*Jobs:*
1. In the PowerColor HD 6950 Vortex II review thread, translate this sentence into Spanish: "It also offers two adjustable fans that can be configured to make maximum use of available space."
2. According to the PowerColor HD 6950 Vortex II review thread, which card was the HD 6950 Vortex II modded to during testing?
3. Resume the PowerColor HD 6950 Vortex II review thread from the point where it stops.

--- START OF Document excerpt ---

# PowerColor HD 6950 Vortex II 2 GB



## W1zzard (May 4, 2011)

PowerColor's new HD 6950 Vortex II comes with a seriously improved thermal solution compared to the AMD reference design. It also offers two adjustable fans that can be configured to make maximum use of available space. Clock speeds have been increased too, and the card was able to be modded to a HD 6970 in our testing.

*Show full review*


----------



## Rowsol (May 6, 2011)

When it comes to video cards fan noise means a lot to me and this card doesn't disappoint in that regard.


----------



## jalex3 (May 6, 2011)

yeah powercolor make very quite coolers, my 5870pcs+ is nice and quite and still have got temps.


----------



## dj-electric (May 6, 2011)

AMD Catalyst 11.4 - approves to be good for GPU performance, im happy.


----------



## 12907 (May 10, 2011)

This is the BEST of the BEST VGA in my dream


----------



## Radys (May 13, 2011)

Only 8.4 score on that one too? When the total failure Nvidia 550Ti got 8.8? Again the "No support for CUDA/PhysX" slogan?

Maybe this is an explanation for what's happening on techpowerup (from an older article in The Inquirer):



> if you don't review Nvidia cards and say that PhysX is the greatest thing since sliced bread and CUDA makes sex better, you aren't doing a good enough job. They will gently nudge you to change your tune, basically praise PhysX and CUDA until you wear the letters off your keyboard.

--- END OF Document excerpt ---
--- START OF Supplied material ---

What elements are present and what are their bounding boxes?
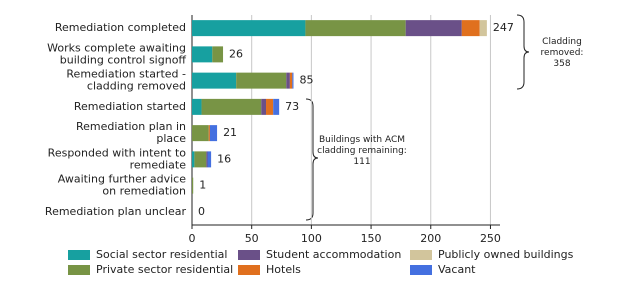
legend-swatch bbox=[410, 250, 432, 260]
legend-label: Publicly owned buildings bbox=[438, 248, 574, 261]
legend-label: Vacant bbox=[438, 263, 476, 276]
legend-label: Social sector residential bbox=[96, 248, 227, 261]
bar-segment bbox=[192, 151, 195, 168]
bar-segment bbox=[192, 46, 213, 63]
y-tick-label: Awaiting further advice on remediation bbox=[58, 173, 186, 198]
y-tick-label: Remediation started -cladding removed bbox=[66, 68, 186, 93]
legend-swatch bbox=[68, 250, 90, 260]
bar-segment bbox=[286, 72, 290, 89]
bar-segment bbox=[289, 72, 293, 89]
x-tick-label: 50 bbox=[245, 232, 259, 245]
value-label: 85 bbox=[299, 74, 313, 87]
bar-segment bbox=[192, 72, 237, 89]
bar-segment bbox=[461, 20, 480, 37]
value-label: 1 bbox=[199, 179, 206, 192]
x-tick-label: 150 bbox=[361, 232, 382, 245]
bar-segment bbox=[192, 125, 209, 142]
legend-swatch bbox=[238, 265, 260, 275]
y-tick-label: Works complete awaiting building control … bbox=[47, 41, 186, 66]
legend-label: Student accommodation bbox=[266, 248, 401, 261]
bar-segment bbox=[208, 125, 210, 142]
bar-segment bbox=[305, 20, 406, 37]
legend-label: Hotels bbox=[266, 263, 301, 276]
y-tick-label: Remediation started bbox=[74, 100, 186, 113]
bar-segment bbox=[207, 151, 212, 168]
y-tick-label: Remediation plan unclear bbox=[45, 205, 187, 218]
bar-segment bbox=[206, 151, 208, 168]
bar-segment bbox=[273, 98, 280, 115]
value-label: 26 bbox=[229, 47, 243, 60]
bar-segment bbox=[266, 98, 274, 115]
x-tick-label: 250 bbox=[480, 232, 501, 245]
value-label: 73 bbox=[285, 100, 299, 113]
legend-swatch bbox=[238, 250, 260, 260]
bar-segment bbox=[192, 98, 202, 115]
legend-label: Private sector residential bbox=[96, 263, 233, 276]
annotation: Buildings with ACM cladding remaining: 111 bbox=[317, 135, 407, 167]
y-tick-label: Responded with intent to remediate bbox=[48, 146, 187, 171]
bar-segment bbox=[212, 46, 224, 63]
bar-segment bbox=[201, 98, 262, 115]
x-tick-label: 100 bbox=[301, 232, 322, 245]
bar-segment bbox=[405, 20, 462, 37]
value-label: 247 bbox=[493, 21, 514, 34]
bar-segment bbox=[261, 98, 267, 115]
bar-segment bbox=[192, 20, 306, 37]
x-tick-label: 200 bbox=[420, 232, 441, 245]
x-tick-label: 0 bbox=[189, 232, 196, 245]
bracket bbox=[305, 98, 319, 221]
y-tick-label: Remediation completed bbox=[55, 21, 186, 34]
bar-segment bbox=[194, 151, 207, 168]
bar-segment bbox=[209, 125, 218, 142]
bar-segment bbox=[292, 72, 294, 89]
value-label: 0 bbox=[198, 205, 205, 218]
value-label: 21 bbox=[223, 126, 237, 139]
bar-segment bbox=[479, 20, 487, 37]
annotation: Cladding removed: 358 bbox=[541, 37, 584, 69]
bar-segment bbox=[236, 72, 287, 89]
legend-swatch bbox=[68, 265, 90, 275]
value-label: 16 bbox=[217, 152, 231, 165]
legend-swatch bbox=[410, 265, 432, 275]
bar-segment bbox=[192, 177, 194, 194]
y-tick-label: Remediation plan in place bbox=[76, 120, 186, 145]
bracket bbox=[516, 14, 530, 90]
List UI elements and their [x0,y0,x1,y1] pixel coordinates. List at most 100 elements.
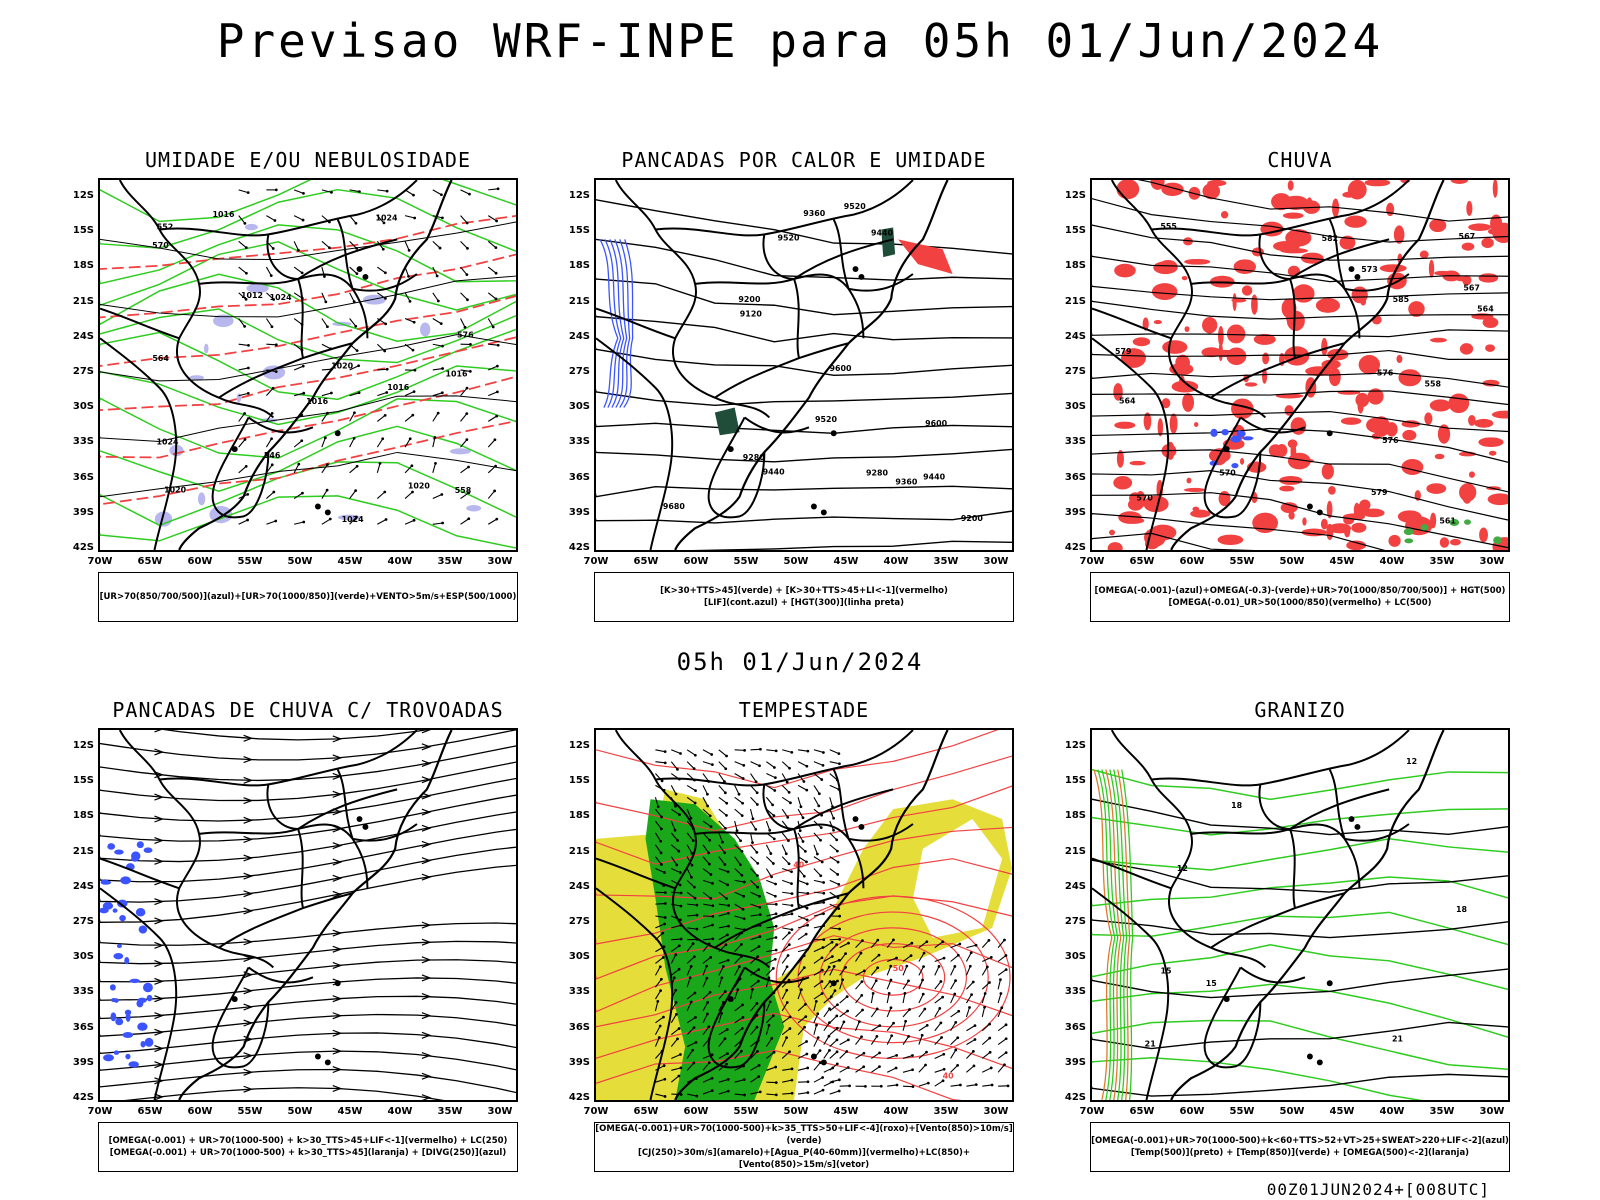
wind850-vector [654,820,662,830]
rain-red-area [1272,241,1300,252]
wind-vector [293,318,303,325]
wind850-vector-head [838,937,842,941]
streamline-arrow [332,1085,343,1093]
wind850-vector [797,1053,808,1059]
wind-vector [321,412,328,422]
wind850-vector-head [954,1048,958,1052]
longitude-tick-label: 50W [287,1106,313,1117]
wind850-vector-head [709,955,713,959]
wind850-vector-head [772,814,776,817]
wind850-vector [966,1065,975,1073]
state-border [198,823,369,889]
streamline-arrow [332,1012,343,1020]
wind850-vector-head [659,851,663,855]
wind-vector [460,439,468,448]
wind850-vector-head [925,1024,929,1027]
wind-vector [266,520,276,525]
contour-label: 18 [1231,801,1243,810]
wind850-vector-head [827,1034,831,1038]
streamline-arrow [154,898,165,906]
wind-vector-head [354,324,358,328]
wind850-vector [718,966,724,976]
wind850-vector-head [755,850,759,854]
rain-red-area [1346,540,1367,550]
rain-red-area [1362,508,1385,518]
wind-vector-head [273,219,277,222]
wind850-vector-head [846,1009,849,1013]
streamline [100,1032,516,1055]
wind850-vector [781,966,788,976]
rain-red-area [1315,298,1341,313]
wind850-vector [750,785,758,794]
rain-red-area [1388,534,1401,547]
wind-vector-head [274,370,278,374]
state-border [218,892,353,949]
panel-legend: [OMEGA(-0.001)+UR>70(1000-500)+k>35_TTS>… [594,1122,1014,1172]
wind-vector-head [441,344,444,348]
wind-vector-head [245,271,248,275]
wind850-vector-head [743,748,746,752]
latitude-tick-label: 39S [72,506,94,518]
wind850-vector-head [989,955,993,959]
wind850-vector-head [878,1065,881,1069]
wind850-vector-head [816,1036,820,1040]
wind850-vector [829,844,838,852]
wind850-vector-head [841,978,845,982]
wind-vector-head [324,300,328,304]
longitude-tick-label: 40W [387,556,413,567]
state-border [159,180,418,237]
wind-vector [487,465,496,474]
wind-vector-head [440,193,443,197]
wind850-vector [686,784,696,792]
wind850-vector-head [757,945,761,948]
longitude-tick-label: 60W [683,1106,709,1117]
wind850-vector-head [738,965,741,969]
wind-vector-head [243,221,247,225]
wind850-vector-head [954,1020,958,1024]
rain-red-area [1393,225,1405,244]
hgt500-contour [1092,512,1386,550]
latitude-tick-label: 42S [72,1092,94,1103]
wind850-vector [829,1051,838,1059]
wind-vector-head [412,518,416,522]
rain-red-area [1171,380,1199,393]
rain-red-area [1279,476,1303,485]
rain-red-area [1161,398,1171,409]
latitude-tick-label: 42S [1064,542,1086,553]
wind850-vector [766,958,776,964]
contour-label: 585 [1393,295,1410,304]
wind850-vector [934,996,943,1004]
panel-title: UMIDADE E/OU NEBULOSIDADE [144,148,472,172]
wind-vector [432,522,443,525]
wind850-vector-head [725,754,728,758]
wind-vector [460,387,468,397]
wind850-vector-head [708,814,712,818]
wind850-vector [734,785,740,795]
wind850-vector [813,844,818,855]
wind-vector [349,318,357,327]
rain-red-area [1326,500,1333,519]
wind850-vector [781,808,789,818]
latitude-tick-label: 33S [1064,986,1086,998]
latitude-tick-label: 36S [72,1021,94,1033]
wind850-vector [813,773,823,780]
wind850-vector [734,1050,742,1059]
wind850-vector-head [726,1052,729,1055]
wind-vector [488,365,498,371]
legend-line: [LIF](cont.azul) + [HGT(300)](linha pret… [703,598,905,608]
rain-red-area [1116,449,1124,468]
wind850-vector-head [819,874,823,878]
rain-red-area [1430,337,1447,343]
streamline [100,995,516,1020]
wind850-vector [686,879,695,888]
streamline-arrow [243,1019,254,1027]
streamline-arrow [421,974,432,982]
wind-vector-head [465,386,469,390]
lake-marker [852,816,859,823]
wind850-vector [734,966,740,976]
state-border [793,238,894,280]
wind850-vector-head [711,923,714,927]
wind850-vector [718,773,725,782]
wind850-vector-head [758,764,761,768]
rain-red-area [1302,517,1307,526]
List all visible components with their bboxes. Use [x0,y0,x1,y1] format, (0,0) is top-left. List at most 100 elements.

--- END OF Supplied material ---

*Answers by task:*
1. También ofrece dos ventiladores ajustables que se pueden configurar para aprovechar al máximo el espacio disponible.

2. It was modded to an HD 6970.

3.
> .......
> And if you didn't drool over PhysX and CUDA enough, you are cut out.


----------



## dj-electric (May 14, 2011)

Its still doesnt change the fact there are some games witch has the ability to use advance physics with ONLY Nvidia's craphics cards. about CUDA, when AMD STREAM will balance with CUDA in terms of common support in apps that wont be a problem


----------



## rpsgc (Sep 5, 2011)

Imma go and grab my shovel for this hardcore necro...



> However, it seems that this is not designed perfectly, I added my own white plastic washers (2nd pic) to all four screws and temperatures dropped significantly, down to 80°C from 128°C. All testing was performed with this "fixed" configuration, PowerColor is aware of the problem and will likely address it for their retail boards.



Did you replace the washers or did you just add new ones on top of the old ones? I have this card and it has the same puny transparent washers, so I'm a bit worried.


----------



## pantherx12 (Sep 5, 2011)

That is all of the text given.